[WORK TO DO] Return all lines with the word "grand" in them.

[A run of records]
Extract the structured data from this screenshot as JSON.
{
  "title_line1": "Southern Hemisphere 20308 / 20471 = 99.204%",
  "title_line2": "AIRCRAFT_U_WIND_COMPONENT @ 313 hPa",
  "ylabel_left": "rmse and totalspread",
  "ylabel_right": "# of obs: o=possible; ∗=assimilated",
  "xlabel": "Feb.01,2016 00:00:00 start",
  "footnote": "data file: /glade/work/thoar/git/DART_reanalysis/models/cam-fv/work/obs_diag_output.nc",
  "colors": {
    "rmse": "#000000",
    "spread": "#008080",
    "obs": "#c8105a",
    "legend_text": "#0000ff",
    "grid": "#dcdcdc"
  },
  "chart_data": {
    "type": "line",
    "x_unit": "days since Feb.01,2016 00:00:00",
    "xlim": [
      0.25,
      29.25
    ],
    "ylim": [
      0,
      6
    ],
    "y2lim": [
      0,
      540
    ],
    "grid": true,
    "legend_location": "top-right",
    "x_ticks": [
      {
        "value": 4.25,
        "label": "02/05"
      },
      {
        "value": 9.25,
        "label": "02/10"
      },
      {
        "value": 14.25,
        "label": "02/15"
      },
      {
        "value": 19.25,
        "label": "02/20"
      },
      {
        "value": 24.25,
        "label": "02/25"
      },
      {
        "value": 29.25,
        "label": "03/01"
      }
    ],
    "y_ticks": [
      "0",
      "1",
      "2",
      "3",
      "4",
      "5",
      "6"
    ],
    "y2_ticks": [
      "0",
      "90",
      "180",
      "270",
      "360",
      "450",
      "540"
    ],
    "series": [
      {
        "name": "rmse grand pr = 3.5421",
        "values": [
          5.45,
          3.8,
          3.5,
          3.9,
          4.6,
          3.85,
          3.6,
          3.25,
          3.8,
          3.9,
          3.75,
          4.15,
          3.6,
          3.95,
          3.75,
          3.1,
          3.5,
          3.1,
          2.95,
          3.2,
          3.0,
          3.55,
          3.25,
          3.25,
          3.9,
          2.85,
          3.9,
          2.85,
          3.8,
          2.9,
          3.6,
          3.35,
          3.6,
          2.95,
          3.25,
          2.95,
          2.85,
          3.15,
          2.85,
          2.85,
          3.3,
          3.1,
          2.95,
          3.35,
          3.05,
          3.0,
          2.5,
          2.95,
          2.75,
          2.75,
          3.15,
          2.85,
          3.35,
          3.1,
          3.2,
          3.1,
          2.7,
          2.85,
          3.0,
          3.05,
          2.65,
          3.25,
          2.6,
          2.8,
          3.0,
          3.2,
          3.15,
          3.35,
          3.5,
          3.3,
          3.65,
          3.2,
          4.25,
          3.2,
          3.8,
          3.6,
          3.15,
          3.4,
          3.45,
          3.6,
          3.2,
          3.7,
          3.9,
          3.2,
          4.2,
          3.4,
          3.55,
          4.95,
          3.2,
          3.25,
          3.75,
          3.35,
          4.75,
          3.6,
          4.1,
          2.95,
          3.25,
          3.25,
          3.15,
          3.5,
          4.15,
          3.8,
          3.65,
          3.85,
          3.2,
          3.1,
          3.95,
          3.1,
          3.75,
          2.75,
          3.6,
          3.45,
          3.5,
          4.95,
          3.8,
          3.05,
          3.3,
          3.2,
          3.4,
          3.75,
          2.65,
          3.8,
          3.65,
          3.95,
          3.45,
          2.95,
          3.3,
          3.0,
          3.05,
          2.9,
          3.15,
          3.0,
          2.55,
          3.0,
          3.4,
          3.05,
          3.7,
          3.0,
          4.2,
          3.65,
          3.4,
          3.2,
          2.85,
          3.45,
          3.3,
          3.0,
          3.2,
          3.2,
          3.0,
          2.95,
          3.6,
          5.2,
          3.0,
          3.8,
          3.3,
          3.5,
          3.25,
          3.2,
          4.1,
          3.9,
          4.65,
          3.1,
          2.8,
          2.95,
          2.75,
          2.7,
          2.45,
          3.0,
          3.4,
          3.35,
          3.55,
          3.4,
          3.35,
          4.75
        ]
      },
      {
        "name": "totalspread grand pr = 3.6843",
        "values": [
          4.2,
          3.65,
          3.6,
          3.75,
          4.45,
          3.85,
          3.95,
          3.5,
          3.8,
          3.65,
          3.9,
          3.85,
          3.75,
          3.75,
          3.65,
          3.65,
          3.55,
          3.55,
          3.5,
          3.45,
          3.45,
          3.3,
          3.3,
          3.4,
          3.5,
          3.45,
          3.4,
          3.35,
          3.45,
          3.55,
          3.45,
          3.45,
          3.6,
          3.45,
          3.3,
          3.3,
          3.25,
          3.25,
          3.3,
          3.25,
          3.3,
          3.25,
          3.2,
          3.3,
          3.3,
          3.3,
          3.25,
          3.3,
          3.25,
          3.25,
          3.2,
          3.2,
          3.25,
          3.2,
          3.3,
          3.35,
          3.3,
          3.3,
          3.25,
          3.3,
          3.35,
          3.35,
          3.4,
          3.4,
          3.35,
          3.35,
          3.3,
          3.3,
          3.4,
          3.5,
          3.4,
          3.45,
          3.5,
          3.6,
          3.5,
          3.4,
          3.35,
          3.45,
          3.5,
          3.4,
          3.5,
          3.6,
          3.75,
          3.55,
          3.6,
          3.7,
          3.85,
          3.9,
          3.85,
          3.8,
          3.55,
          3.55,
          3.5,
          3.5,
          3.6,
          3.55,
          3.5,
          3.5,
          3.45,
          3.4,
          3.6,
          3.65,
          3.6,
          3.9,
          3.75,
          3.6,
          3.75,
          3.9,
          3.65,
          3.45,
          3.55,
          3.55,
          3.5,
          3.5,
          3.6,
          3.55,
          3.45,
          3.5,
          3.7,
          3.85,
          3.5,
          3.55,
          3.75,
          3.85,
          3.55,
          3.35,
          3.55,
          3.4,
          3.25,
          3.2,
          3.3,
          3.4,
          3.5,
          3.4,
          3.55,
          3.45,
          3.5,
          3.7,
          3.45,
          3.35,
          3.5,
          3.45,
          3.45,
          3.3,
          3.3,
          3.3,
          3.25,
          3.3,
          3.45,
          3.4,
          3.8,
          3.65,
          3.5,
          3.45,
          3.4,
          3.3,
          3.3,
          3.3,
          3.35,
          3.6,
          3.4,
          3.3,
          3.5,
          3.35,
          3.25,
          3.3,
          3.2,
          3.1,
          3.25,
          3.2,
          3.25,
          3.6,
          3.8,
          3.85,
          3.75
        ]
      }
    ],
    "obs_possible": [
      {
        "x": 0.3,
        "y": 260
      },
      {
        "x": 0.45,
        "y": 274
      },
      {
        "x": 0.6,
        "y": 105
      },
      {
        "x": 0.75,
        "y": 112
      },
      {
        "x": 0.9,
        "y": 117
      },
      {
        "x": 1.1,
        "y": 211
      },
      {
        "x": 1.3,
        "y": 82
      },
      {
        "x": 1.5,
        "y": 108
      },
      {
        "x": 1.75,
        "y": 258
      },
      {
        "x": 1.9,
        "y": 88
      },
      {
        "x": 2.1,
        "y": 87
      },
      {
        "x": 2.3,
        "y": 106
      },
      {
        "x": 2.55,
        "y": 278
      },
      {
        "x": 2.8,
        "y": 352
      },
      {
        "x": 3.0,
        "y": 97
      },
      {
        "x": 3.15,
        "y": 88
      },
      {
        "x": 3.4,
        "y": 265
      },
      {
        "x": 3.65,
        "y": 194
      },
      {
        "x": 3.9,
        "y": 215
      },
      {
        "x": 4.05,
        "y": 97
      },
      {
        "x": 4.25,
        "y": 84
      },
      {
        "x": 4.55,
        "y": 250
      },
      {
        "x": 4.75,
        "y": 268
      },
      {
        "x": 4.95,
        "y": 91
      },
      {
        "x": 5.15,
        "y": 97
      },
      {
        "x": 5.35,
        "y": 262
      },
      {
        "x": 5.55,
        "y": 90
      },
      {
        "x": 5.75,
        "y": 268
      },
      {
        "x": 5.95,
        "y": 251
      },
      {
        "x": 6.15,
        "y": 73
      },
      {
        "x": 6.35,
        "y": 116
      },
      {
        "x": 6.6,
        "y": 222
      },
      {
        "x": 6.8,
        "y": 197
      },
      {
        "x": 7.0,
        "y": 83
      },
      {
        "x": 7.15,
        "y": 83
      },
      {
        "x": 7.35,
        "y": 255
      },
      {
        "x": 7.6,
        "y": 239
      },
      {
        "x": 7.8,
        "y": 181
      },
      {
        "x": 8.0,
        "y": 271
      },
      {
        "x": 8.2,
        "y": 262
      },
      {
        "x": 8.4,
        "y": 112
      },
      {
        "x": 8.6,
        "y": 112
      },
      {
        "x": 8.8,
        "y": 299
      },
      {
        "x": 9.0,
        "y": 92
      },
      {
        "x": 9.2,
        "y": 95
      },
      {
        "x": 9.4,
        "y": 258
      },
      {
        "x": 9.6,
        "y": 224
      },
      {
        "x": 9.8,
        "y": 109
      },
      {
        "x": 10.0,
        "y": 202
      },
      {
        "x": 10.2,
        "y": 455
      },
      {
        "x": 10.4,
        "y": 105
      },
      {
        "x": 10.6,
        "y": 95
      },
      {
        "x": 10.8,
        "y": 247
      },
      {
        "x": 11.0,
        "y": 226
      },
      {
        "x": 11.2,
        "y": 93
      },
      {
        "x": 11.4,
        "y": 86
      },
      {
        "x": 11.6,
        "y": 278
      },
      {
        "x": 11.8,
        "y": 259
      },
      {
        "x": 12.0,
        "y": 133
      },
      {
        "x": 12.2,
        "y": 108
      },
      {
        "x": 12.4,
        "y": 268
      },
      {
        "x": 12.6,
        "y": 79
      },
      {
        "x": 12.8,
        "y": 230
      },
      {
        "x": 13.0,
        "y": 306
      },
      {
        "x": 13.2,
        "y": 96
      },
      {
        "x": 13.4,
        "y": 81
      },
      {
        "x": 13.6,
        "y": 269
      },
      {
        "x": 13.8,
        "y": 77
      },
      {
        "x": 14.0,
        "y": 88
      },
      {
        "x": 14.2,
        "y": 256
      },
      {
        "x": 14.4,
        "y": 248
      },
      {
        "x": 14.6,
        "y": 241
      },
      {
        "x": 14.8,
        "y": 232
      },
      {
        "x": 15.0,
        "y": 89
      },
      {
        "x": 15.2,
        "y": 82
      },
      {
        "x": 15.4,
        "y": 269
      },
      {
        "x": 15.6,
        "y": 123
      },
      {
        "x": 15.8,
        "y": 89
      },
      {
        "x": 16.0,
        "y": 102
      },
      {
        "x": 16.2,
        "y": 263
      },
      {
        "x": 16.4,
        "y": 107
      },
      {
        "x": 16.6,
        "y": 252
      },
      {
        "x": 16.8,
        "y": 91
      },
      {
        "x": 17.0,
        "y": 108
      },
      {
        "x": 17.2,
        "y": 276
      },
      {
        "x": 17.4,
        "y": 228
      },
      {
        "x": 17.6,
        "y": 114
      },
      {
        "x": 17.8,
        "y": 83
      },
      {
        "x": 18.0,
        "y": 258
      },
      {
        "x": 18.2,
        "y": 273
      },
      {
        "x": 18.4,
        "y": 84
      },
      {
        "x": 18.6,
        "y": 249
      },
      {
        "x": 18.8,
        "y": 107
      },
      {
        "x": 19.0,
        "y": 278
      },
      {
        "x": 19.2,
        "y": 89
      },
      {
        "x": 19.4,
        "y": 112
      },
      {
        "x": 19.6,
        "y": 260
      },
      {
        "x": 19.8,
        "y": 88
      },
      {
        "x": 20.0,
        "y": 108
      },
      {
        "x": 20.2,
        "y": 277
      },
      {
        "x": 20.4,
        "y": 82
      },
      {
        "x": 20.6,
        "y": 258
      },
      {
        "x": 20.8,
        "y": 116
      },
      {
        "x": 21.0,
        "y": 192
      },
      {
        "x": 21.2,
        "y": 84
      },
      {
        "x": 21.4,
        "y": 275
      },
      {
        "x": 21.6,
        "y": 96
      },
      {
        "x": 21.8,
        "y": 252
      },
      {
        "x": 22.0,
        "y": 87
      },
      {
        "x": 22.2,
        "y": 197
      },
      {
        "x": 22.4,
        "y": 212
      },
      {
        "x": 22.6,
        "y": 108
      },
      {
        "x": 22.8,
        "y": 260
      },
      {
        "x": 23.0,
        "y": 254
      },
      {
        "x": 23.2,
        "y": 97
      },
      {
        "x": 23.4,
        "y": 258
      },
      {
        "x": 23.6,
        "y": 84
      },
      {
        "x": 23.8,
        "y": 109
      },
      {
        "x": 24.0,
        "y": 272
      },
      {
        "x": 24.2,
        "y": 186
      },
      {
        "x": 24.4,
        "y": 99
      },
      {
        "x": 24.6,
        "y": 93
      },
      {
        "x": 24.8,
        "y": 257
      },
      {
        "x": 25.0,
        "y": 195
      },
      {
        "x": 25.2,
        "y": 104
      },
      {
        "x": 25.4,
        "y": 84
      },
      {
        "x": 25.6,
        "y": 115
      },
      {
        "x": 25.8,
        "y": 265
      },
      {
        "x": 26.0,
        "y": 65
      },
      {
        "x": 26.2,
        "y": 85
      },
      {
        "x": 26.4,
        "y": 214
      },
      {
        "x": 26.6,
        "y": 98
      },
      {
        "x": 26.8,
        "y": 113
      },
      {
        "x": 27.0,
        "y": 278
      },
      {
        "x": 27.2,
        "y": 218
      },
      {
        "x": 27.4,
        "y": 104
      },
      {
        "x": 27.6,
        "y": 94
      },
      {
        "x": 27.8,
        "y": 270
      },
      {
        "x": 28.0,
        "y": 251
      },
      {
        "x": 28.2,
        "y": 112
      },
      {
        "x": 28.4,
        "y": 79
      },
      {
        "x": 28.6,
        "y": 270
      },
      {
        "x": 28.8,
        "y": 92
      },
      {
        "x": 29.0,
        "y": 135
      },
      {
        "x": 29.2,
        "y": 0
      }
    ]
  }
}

[THE COMPLETED TASK]
        "name": "rmse grand pr = 3.5421",
        "name": "totalspread grand pr = 3.6843",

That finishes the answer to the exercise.